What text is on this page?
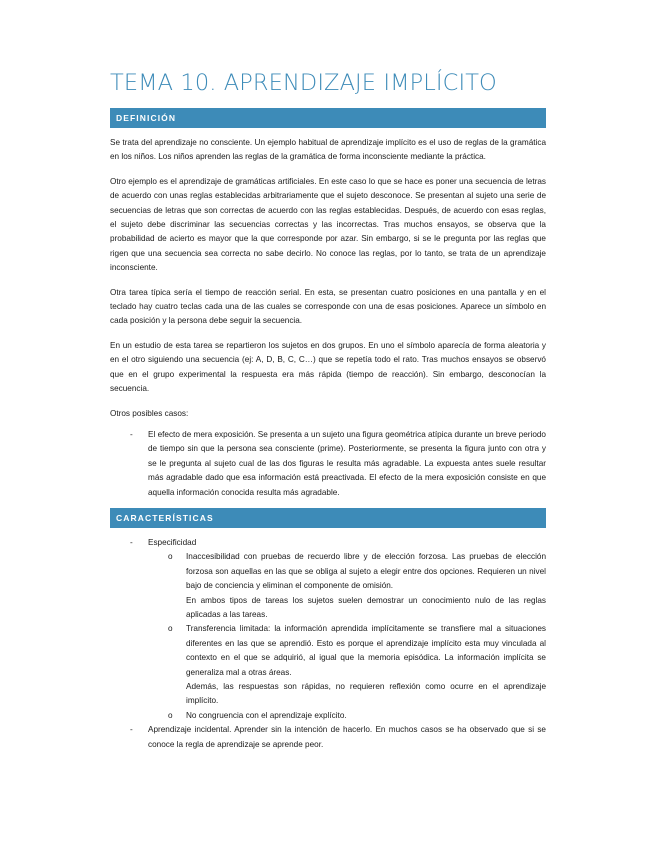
TEMA 10. APRENDIZAJE IMPLÍCITO
DEFINICIÓN

Se trata del aprendizaje no consciente. Un ejemplo habitual de aprendizaje implícito es el uso de reglas de la gramática en los niños. Los niños aprenden las reglas de la gramática de forma inconsciente mediante la práctica.

Otro ejemplo es el aprendizaje de gramáticas artificiales. En este caso lo que se hace es poner una secuencia de letras de acuerdo con unas reglas establecidas arbitrariamente que el sujeto desconoce. Se presentan al sujeto una serie de secuencias de letras que son correctas de acuerdo con las reglas establecidas. Después, de acuerdo con esas reglas, el sujeto debe discriminar las secuencias correctas y las incorrectas. Tras muchos ensayos, se observa que la probabilidad de acierto es mayor que la que corresponde por azar. Sin embargo, si se le pregunta por las reglas que rigen que una secuencia sea correcta no sabe decirlo. No conoce las reglas, por lo tanto, se trata de un aprendizaje inconsciente.

Otra tarea típica sería el tiempo de reacción serial. En esta, se presentan cuatro posiciones en una pantalla y en el teclado hay cuatro teclas cada una de las cuales se corresponde con una de esas posiciones. Aparece un símbolo en cada posición y la persona debe seguir la secuencia.

En un estudio de esta tarea se repartieron los sujetos en dos grupos. En uno el símbolo aparecía de forma aleatoria y en el otro siguiendo una secuencia (ej: A, D, B, C, C…) que se repetía todo el rato. Tras muchos ensayos se observó que en el grupo experimental la respuesta era más rápida (tiempo de reacción). Sin embargo, desconocían la secuencia.

Otros posibles casos:

- El efecto de mera exposición. Se presenta a un sujeto una figura geométrica atípica durante un breve periodo de tiempo sin que la persona sea consciente (prime). Posteriormente, se presenta la figura junto con otra y se le pregunta al sujeto cual de las dos figuras le resulta más agradable. La expuesta antes suele resultar más agradable dado que esa información está preactivada. El efecto de la mera exposición consiste en que aquella información conocida resulta más agradable.
CARACTERÍSTICAS
- Especificidad
o Inaccesibilidad con pruebas de recuerdo libre y de elección forzosa. Las pruebas de elección forzosa son aquellas en las que se obliga al sujeto a elegir entre dos opciones. Requieren un nivel bajo de conciencia y eliminan el componente de omisión.
En ambos tipos de tareas los sujetos suelen demostrar un conocimiento nulo de las reglas aplicadas a las tareas.
o Transferencia limitada: la información aprendida implícitamente se transfiere mal a situaciones diferentes en las que se aprendió. Esto es porque el aprendizaje implícito esta muy vinculada al contexto en el que se adquirió, al igual que la memoria episódica. La información implícita se generaliza mal a otras áreas.
Además, las respuestas son rápidas, no requieren reflexión como ocurre en el aprendizaje implícito.
o No congruencia con el aprendizaje explícito.
- Aprendizaje incidental. Aprender sin la intención de hacerlo. En muchos casos se ha observado que si se conoce la regla de aprendizaje se aprende peor.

^^^^^^^^

◆ **STATED EXERCISE**: In the material above, show every line where the word "tiempo" turns up.

◆ **THE REPLY**:
Otra tarea típica sería el tiempo de reacción serial. En esta, se presentan cuatro posiciones en una pantalla y en el teclado hay cuatro teclas cada una de las cuales se corresponde con una de esas posiciones. Aparece un símbolo en cada posición y la persona debe seguir la secuencia.
En un estudio de esta tarea se repartieron los sujetos en dos grupos. En uno el símbolo aparecía de forma aleatoria y en el otro siguiendo una secuencia (ej: A, D, B, C, C…) que se repetía todo el rato. Tras muchos ensayos se observó que en el grupo experimental la respuesta era más rápida (tiempo de reacción). Sin embargo, desconocían la secuencia.
- El efecto de mera exposición. Se presenta a un sujeto una figura geométrica atípica durante un breve periodo de tiempo sin que la persona sea consciente (prime). Posteriormente, se presenta la figura junto con otra y se le pregunta al sujeto cual de las dos figuras le resulta más agradable. La expuesta antes suele resultar más agradable dado que esa información está preactivada. El efecto de la mera exposición consiste en que aquella información conocida resulta más agradable.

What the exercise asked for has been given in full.